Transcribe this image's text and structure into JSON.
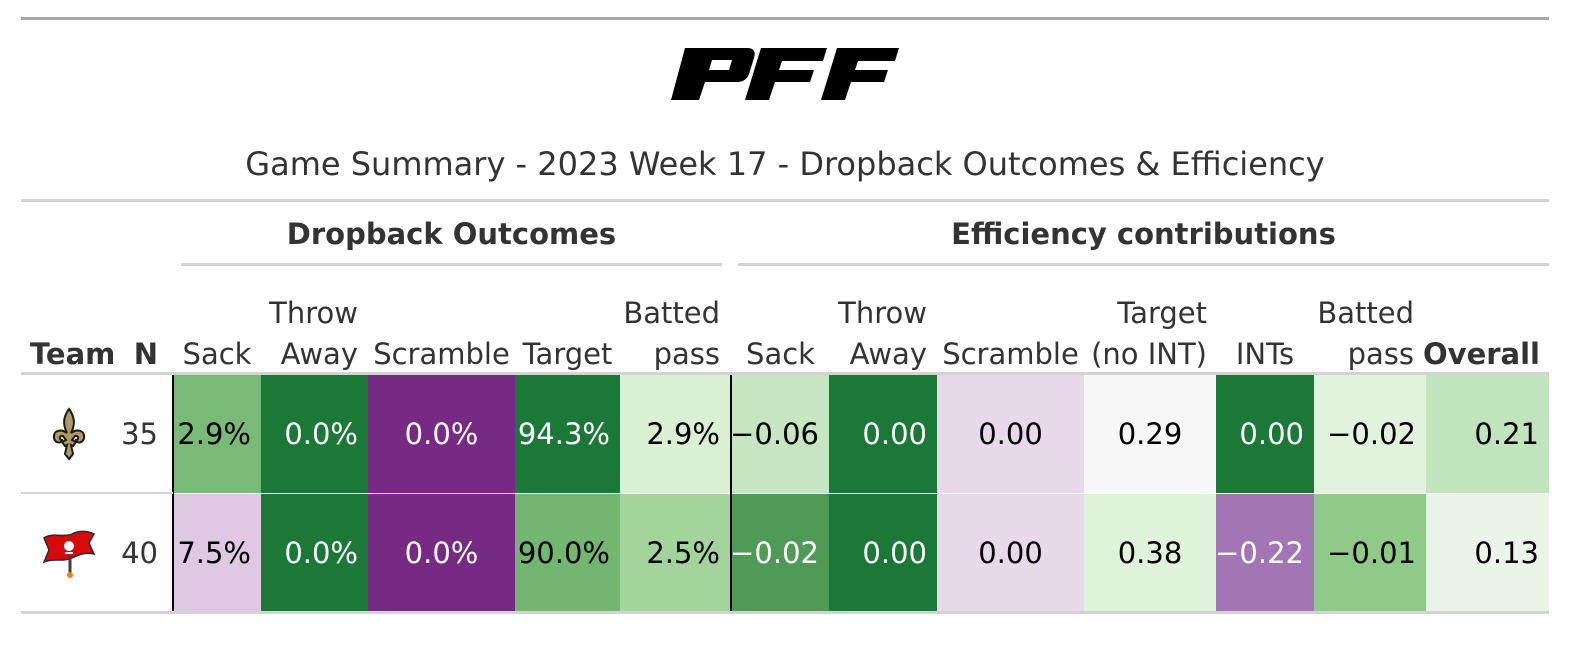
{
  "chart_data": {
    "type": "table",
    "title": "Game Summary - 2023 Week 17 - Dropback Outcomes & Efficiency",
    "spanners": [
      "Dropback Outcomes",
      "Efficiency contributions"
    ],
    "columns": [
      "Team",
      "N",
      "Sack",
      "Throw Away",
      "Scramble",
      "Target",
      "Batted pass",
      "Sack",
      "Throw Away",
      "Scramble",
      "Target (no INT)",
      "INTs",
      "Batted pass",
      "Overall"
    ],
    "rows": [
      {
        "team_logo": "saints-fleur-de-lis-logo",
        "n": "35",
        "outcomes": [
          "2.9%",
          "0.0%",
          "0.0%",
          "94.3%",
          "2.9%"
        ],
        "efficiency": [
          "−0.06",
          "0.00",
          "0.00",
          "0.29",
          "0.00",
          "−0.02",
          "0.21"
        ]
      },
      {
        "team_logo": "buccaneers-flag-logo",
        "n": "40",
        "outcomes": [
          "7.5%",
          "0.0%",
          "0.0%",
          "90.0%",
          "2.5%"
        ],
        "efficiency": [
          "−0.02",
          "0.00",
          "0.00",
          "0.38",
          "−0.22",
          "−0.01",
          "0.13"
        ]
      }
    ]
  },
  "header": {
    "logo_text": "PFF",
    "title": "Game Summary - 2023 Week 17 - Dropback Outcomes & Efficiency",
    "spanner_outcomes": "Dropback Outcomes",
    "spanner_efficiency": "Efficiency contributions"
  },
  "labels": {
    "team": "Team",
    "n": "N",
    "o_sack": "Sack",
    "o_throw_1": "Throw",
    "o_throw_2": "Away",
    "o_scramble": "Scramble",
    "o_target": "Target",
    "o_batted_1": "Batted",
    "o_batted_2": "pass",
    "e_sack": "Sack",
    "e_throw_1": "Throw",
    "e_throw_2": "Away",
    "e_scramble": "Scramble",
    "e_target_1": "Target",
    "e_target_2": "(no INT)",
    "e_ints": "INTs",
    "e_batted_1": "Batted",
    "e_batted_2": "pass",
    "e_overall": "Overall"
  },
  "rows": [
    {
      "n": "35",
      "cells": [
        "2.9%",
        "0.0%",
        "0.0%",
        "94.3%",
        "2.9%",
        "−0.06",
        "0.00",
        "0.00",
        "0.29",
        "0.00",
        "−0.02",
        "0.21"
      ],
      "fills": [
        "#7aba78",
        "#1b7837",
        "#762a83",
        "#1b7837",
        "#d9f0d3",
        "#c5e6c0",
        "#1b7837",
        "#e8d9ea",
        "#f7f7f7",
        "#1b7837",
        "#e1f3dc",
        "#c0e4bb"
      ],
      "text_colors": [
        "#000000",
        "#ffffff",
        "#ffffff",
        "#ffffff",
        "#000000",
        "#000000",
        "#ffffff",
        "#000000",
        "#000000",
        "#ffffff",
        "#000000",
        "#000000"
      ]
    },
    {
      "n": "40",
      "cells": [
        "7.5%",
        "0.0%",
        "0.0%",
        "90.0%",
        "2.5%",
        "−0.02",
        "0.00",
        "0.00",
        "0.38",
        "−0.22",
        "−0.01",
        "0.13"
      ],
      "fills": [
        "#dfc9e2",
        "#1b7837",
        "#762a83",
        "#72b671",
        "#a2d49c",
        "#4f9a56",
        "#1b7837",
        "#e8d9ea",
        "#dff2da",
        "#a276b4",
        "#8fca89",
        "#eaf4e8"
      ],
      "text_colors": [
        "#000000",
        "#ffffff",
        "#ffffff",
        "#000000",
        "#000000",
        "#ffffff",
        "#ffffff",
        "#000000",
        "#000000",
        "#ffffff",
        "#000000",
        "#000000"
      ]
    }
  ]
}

============================================================

What to work on ▸ Repeat each entry exactly as given; no pictures belong in the copy.

Final result ▸
Transcribe this image's text and structure into JSON.
{
  "chart_data": {
    "type": "table",
    "title": "Game Summary - 2023 Week 17 - Dropback Outcomes & Efficiency",
    "spanners": [
      "Dropback Outcomes",
      "Efficiency contributions"
    ],
    "columns": [
      "Team",
      "N",
      "Sack",
      "Throw Away",
      "Scramble",
      "Target",
      "Batted pass",
      "Sack",
      "Throw Away",
      "Scramble",
      "Target (no INT)",
      "INTs",
      "Batted pass",
      "Overall"
    ],
    "rows": [
      {
        "team_logo": "saints-fleur-de-lis-logo",
        "n": "35",
        "outcomes": [
          "2.9%",
          "0.0%",
          "0.0%",
          "94.3%",
          "2.9%"
        ],
        "efficiency": [
          "−0.06",
          "0.00",
          "0.00",
          "0.29",
          "0.00",
          "−0.02",
          "0.21"
        ]
      },
      {
        "team_logo": "buccaneers-flag-logo",
        "n": "40",
        "outcomes": [
          "7.5%",
          "0.0%",
          "0.0%",
          "90.0%",
          "2.5%"
        ],
        "efficiency": [
          "−0.02",
          "0.00",
          "0.00",
          "0.38",
          "−0.22",
          "−0.01",
          "0.13"
        ]
      }
    ]
  },
  "header": {
    "logo_text": "PFF",
    "title": "Game Summary - 2023 Week 17 - Dropback Outcomes & Efficiency",
    "spanner_outcomes": "Dropback Outcomes",
    "spanner_efficiency": "Efficiency contributions"
  },
  "labels": {
    "team": "Team",
    "n": "N",
    "o_sack": "Sack",
    "o_throw_1": "Throw",
    "o_throw_2": "Away",
    "o_scramble": "Scramble",
    "o_target": "Target",
    "o_batted_1": "Batted",
    "o_batted_2": "pass",
    "e_sack": "Sack",
    "e_throw_1": "Throw",
    "e_throw_2": "Away",
    "e_scramble": "Scramble",
    "e_target_1": "Target",
    "e_target_2": "(no INT)",
    "e_ints": "INTs",
    "e_batted_1": "Batted",
    "e_batted_2": "pass",
    "e_overall": "Overall"
  },
  "rows": [
    {
      "n": "35",
      "cells": [
        "2.9%",
        "0.0%",
        "0.0%",
        "94.3%",
        "2.9%",
        "−0.06",
        "0.00",
        "0.00",
        "0.29",
        "0.00",
        "−0.02",
        "0.21"
      ],
      "fills": [
        "#7aba78",
        "#1b7837",
        "#762a83",
        "#1b7837",
        "#d9f0d3",
        "#c5e6c0",
        "#1b7837",
        "#e8d9ea",
        "#f7f7f7",
        "#1b7837",
        "#e1f3dc",
        "#c0e4bb"
      ],
      "text_colors": [
        "#000000",
        "#ffffff",
        "#ffffff",
        "#ffffff",
        "#000000",
        "#000000",
        "#ffffff",
        "#000000",
        "#000000",
        "#ffffff",
        "#000000",
        "#000000"
      ]
    },
    {
      "n": "40",
      "cells": [
        "7.5%",
        "0.0%",
        "0.0%",
        "90.0%",
        "2.5%",
        "−0.02",
        "0.00",
        "0.00",
        "0.38",
        "−0.22",
        "−0.01",
        "0.13"
      ],
      "fills": [
        "#dfc9e2",
        "#1b7837",
        "#762a83",
        "#72b671",
        "#a2d49c",
        "#4f9a56",
        "#1b7837",
        "#e8d9ea",
        "#dff2da",
        "#a276b4",
        "#8fca89",
        "#eaf4e8"
      ],
      "text_colors": [
        "#000000",
        "#ffffff",
        "#ffffff",
        "#000000",
        "#000000",
        "#ffffff",
        "#ffffff",
        "#000000",
        "#000000",
        "#ffffff",
        "#000000",
        "#000000"
      ]
    }
  ]
}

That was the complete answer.